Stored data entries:
◆ ◆ ◆ ◆ ◆ ◆ ◆
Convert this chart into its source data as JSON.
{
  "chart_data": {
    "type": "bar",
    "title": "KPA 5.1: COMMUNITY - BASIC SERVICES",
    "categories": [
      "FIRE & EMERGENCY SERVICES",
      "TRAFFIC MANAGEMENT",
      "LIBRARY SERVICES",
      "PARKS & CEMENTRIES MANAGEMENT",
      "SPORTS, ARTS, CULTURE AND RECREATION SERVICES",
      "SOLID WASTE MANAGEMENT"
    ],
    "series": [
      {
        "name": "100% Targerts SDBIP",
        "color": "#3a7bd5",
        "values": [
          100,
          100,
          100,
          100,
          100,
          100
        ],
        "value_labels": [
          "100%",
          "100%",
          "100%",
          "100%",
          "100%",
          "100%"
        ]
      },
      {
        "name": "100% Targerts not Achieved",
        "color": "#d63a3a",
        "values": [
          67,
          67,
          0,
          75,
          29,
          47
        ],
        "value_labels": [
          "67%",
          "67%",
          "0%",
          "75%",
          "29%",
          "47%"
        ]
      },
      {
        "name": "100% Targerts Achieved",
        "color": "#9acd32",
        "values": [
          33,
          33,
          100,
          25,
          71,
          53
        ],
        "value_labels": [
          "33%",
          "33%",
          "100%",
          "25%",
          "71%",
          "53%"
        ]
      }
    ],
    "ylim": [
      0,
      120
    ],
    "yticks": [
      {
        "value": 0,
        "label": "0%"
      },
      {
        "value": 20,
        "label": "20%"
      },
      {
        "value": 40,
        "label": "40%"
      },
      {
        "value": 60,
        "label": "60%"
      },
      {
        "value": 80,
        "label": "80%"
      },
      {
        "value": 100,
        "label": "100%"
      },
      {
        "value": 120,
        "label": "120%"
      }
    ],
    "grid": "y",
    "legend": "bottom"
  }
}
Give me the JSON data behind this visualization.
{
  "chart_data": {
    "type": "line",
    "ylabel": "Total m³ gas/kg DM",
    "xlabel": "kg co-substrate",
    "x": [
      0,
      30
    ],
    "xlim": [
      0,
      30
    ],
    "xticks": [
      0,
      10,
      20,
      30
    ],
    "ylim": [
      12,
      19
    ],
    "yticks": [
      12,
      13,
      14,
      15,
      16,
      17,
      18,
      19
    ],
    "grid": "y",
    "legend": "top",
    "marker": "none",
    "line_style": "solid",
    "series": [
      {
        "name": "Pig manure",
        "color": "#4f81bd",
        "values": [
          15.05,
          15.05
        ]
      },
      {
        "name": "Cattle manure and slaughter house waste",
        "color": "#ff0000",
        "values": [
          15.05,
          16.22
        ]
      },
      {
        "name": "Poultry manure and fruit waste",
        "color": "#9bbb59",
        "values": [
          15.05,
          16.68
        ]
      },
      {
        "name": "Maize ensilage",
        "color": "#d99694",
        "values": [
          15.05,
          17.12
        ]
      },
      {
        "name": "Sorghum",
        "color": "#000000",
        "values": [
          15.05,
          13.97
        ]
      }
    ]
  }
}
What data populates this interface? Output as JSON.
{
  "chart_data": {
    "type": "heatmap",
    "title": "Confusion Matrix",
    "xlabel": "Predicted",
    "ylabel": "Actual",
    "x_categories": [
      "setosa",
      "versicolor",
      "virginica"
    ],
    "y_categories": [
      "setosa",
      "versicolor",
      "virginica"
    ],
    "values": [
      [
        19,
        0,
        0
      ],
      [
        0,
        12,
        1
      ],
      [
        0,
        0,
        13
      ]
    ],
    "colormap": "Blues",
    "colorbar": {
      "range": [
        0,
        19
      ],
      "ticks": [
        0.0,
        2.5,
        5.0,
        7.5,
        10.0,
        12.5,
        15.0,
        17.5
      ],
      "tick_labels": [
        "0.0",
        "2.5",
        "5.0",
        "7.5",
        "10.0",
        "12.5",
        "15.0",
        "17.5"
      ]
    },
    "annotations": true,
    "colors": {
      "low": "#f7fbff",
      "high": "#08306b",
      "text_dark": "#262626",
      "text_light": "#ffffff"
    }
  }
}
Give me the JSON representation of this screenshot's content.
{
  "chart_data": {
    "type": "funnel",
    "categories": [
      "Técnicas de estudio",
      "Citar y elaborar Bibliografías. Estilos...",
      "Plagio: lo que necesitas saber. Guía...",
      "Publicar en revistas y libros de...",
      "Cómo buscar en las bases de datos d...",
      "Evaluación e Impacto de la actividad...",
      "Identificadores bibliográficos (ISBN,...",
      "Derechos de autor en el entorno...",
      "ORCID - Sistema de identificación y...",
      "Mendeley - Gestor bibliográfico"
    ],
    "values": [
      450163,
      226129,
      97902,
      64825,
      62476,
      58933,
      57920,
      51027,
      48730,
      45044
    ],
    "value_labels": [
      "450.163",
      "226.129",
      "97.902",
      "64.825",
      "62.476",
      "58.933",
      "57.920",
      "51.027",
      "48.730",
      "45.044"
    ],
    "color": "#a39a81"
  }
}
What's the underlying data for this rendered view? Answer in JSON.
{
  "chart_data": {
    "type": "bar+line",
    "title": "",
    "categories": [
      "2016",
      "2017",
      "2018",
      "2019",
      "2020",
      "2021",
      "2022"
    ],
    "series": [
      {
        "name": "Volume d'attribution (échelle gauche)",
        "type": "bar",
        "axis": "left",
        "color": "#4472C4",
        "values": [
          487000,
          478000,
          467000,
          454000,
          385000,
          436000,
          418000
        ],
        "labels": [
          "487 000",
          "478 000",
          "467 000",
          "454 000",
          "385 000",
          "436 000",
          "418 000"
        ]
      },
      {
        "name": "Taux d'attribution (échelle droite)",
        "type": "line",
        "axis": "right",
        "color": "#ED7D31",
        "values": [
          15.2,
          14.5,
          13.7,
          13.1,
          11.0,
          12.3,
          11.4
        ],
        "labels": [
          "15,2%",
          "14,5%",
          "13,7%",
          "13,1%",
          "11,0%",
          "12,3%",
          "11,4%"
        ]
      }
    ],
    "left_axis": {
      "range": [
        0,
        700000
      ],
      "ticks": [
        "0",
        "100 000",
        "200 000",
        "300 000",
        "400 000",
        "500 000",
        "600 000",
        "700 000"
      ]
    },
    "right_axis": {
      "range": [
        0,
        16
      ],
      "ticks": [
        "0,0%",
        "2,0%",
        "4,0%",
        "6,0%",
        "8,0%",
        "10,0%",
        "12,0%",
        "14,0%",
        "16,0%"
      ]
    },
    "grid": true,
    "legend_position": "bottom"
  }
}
◆ ◆ ◆ ◆ ◆ ◆ ◆
§ Requirement
Write out the entries above word for word.

§ Complete output
Convert this chart into its source data as JSON.
{
  "chart_data": {
    "type": "bar",
    "title": "KPA 5.1: COMMUNITY - BASIC SERVICES",
    "categories": [
      "FIRE & EMERGENCY SERVICES",
      "TRAFFIC MANAGEMENT",
      "LIBRARY SERVICES",
      "PARKS & CEMENTRIES MANAGEMENT",
      "SPORTS, ARTS, CULTURE AND RECREATION SERVICES",
      "SOLID WASTE MANAGEMENT"
    ],
    "series": [
      {
        "name": "100% Targerts SDBIP",
        "color": "#3a7bd5",
        "values": [
          100,
          100,
          100,
          100,
          100,
          100
        ],
        "value_labels": [
          "100%",
          "100%",
          "100%",
          "100%",
          "100%",
          "100%"
        ]
      },
      {
        "name": "100% Targerts not Achieved",
        "color": "#d63a3a",
        "values": [
          67,
          67,
          0,
          75,
          29,
          47
        ],
        "value_labels": [
          "67%",
          "67%",
          "0%",
          "75%",
          "29%",
          "47%"
        ]
      },
      {
        "name": "100% Targerts Achieved",
        "color": "#9acd32",
        "values": [
          33,
          33,
          100,
          25,
          71,
          53
        ],
        "value_labels": [
          "33%",
          "33%",
          "100%",
          "25%",
          "71%",
          "53%"
        ]
      }
    ],
    "ylim": [
      0,
      120
    ],
    "yticks": [
      {
        "value": 0,
        "label": "0%"
      },
      {
        "value": 20,
        "label": "20%"
      },
      {
        "value": 40,
        "label": "40%"
      },
      {
        "value": 60,
        "label": "60%"
      },
      {
        "value": 80,
        "label": "80%"
      },
      {
        "value": 100,
        "label": "100%"
      },
      {
        "value": 120,
        "label": "120%"
      }
    ],
    "grid": "y",
    "legend": "bottom"
  }
}
Give me the JSON data behind this visualization.
{
  "chart_data": {
    "type": "line",
    "ylabel": "Total m³ gas/kg DM",
    "xlabel": "kg co-substrate",
    "x": [
      0,
      30
    ],
    "xlim": [
      0,
      30
    ],
    "xticks": [
      0,
      10,
      20,
      30
    ],
    "ylim": [
      12,
      19
    ],
    "yticks": [
      12,
      13,
      14,
      15,
      16,
      17,
      18,
      19
    ],
    "grid": "y",
    "legend": "top",
    "marker": "none",
    "line_style": "solid",
    "series": [
      {
        "name": "Pig manure",
        "color": "#4f81bd",
        "values": [
          15.05,
          15.05
        ]
      },
      {
        "name": "Cattle manure and slaughter house waste",
        "color": "#ff0000",
        "values": [
          15.05,
          16.22
        ]
      },
      {
        "name": "Poultry manure and fruit waste",
        "color": "#9bbb59",
        "values": [
          15.05,
          16.68
        ]
      },
      {
        "name": "Maize ensilage",
        "color": "#d99694",
        "values": [
          15.05,
          17.12
        ]
      },
      {
        "name": "Sorghum",
        "color": "#000000",
        "values": [
          15.05,
          13.97
        ]
      }
    ]
  }
}
What data populates this interface? Output as JSON.
{
  "chart_data": {
    "type": "heatmap",
    "title": "Confusion Matrix",
    "xlabel": "Predicted",
    "ylabel": "Actual",
    "x_categories": [
      "setosa",
      "versicolor",
      "virginica"
    ],
    "y_categories": [
      "setosa",
      "versicolor",
      "virginica"
    ],
    "values": [
      [
        19,
        0,
        0
      ],
      [
        0,
        12,
        1
      ],
      [
        0,
        0,
        13
      ]
    ],
    "colormap": "Blues",
    "colorbar": {
      "range": [
        0,
        19
      ],
      "ticks": [
        0.0,
        2.5,
        5.0,
        7.5,
        10.0,
        12.5,
        15.0,
        17.5
      ],
      "tick_labels": [
        "0.0",
        "2.5",
        "5.0",
        "7.5",
        "10.0",
        "12.5",
        "15.0",
        "17.5"
      ]
    },
    "annotations": true,
    "colors": {
      "low": "#f7fbff",
      "high": "#08306b",
      "text_dark": "#262626",
      "text_light": "#ffffff"
    }
  }
}
Give me the JSON representation of this screenshot's content.
{
  "chart_data": {
    "type": "funnel",
    "categories": [
      "Técnicas de estudio",
      "Citar y elaborar Bibliografías. Estilos...",
      "Plagio: lo que necesitas saber. Guía...",
      "Publicar en revistas y libros de...",
      "Cómo buscar en las bases de datos d...",
      "Evaluación e Impacto de la actividad...",
      "Identificadores bibliográficos (ISBN,...",
      "Derechos de autor en el entorno...",
      "ORCID - Sistema de identificación y...",
      "Mendeley - Gestor bibliográfico"
    ],
    "values": [
      450163,
      226129,
      97902,
      64825,
      62476,
      58933,
      57920,
      51027,
      48730,
      45044
    ],
    "value_labels": [
      "450.163",
      "226.129",
      "97.902",
      "64.825",
      "62.476",
      "58.933",
      "57.920",
      "51.027",
      "48.730",
      "45.044"
    ],
    "color": "#a39a81"
  }
}
What's the underlying data for this rendered view? Answer in JSON.
{
  "chart_data": {
    "type": "bar+line",
    "title": "",
    "categories": [
      "2016",
      "2017",
      "2018",
      "2019",
      "2020",
      "2021",
      "2022"
    ],
    "series": [
      {
        "name": "Volume d'attribution (échelle gauche)",
        "type": "bar",
        "axis": "left",
        "color": "#4472C4",
        "values": [
          487000,
          478000,
          467000,
          454000,
          385000,
          436000,
          418000
        ],
        "labels": [
          "487 000",
          "478 000",
          "467 000",
          "454 000",
          "385 000",
          "436 000",
          "418 000"
        ]
      },
      {
        "name": "Taux d'attribution (échelle droite)",
        "type": "line",
        "axis": "right",
        "color": "#ED7D31",
        "values": [
          15.2,
          14.5,
          13.7,
          13.1,
          11.0,
          12.3,
          11.4
        ],
        "labels": [
          "15,2%",
          "14,5%",
          "13,7%",
          "13,1%",
          "11,0%",
          "12,3%",
          "11,4%"
        ]
      }
    ],
    "left_axis": {
      "range": [
        0,
        700000
      ],
      "ticks": [
        "0",
        "100 000",
        "200 000",
        "300 000",
        "400 000",
        "500 000",
        "600 000",
        "700 000"
      ]
    },
    "right_axis": {
      "range": [
        0,
        16
      ],
      "ticks": [
        "0,0%",
        "2,0%",
        "4,0%",
        "6,0%",
        "8,0%",
        "10,0%",
        "12,0%",
        "14,0%",
        "16,0%"
      ]
    },
    "grid": true,
    "legend_position": "bottom"
  }
}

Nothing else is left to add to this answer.